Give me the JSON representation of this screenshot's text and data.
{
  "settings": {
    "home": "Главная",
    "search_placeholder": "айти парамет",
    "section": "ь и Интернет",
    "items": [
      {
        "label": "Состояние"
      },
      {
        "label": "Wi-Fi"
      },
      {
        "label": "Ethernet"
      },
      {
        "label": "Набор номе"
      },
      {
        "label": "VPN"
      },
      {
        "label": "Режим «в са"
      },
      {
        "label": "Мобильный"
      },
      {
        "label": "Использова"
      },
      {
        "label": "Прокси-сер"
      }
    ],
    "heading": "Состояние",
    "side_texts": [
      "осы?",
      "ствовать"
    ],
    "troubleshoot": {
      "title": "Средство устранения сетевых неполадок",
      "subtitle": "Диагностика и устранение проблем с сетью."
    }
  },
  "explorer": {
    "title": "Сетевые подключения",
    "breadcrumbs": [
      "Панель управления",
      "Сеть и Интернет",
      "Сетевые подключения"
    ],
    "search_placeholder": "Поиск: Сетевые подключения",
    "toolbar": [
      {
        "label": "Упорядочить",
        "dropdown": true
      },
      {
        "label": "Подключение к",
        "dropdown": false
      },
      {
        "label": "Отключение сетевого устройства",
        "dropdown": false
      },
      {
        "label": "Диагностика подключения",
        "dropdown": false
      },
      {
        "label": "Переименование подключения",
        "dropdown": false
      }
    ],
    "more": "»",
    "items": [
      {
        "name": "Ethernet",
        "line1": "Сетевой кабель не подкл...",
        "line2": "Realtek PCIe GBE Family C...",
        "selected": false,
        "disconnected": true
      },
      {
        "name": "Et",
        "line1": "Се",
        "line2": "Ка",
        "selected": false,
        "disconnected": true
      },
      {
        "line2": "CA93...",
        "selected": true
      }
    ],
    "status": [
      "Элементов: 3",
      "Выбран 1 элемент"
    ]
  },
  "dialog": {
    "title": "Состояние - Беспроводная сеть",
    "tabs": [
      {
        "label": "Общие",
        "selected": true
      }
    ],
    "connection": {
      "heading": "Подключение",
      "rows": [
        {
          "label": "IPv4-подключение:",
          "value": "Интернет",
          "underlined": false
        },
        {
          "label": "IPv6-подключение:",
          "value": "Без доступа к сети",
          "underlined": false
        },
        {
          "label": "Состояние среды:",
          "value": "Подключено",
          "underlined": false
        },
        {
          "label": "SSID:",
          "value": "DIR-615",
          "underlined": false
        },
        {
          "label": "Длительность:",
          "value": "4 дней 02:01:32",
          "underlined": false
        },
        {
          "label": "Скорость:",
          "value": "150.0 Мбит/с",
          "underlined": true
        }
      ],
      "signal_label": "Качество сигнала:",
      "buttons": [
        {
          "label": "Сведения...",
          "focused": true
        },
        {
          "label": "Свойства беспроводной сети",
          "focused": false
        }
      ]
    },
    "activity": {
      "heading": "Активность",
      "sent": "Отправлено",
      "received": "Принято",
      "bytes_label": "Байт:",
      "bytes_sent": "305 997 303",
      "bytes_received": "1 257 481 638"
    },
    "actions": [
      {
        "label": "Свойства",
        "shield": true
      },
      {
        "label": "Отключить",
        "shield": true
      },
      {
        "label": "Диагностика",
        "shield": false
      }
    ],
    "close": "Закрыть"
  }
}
▬▬▬▬▬▬▬▬▬▬
WHAT IS NEEDED:
Give only the count of lines in the data that include the string "heading".

WRITTEN ANSWER:
3